## EXERCISE AIM
Pick out every line in the data below that contains the string "固定式发电系统装机容量". Treat uppercase and lowercase letters as distinct.

'''

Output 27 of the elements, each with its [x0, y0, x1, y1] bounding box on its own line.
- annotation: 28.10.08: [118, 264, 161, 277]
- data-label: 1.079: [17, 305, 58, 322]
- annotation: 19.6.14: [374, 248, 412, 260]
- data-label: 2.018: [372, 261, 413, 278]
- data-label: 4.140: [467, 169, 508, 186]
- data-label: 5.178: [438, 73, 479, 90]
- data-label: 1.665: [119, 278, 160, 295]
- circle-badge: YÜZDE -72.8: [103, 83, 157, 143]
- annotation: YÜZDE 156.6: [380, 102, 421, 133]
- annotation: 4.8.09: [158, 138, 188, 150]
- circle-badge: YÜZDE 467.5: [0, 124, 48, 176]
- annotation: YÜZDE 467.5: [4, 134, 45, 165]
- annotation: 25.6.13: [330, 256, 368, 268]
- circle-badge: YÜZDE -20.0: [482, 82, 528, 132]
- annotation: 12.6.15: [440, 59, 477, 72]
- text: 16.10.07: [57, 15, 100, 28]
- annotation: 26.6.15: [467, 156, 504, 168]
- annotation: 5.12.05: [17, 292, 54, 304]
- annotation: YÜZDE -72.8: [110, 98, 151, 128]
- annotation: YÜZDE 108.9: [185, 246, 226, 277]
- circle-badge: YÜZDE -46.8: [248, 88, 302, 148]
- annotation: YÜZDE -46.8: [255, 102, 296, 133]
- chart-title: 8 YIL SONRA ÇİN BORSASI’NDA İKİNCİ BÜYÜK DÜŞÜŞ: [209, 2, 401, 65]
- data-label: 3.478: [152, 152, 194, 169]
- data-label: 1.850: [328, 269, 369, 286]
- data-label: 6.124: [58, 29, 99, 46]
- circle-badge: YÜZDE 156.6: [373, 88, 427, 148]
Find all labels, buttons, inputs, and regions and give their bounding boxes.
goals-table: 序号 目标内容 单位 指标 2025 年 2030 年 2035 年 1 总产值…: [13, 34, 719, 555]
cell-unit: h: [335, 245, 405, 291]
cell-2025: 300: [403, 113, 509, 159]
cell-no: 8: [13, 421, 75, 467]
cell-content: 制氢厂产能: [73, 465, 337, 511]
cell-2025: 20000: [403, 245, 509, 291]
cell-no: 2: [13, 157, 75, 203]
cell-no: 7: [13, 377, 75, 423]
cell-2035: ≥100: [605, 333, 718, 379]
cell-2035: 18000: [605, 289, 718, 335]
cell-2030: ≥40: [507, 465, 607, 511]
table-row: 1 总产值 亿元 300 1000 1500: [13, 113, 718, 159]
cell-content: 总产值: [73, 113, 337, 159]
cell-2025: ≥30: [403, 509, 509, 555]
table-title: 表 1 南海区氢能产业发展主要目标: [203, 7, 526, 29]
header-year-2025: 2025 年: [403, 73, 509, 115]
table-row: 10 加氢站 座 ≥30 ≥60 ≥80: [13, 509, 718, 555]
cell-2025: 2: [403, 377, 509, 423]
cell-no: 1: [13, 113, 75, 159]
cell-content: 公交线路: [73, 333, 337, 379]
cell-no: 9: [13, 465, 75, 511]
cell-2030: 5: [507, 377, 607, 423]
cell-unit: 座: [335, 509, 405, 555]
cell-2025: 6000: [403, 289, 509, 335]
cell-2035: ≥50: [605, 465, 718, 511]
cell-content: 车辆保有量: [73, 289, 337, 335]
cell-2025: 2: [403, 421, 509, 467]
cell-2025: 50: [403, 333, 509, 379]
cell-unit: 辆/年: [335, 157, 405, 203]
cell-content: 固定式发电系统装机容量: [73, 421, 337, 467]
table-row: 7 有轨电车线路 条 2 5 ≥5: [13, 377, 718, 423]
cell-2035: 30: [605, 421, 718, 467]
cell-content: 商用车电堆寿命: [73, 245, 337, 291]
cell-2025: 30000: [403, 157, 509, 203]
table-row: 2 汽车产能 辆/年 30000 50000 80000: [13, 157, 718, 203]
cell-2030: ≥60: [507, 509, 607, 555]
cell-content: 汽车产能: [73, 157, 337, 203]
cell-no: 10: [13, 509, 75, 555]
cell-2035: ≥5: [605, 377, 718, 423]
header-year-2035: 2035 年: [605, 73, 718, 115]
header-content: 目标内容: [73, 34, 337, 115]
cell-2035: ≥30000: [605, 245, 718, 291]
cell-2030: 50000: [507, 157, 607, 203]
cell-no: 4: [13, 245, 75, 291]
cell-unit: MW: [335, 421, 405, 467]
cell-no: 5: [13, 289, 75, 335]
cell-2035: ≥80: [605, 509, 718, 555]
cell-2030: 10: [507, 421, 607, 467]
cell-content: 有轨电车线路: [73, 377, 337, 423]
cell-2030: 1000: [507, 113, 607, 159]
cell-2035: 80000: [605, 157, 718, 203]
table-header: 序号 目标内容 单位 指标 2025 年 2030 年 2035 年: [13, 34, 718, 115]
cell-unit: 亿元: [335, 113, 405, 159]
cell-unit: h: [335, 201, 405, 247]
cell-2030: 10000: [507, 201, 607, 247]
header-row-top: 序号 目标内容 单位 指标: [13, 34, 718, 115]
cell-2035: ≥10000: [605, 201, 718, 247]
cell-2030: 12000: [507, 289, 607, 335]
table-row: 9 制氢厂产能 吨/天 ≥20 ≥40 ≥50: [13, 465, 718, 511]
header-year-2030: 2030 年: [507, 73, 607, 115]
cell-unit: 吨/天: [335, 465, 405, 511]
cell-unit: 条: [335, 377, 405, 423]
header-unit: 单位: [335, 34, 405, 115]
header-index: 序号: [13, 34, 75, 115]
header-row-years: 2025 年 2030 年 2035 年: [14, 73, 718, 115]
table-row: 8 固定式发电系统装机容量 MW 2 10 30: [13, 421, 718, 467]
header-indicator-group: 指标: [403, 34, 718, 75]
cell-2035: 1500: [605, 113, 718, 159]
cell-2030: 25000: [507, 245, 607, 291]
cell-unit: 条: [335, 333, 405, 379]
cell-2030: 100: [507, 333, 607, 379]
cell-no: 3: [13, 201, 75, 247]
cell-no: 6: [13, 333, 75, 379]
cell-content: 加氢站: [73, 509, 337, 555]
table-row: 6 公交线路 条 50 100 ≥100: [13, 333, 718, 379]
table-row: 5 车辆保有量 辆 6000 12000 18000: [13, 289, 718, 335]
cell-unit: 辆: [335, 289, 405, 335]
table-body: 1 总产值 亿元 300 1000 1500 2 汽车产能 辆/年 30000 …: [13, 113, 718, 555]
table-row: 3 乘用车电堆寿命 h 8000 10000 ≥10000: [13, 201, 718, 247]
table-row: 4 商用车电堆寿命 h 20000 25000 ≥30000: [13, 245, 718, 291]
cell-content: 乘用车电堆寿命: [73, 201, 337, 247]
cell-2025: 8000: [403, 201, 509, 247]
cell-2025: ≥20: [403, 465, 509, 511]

'''

## REPLY
cell-content: 固定式发电系统装机容量: [73, 421, 337, 467]
table-row: 8 固定式发电系统装机容量 MW 2 10 30: [13, 421, 718, 467]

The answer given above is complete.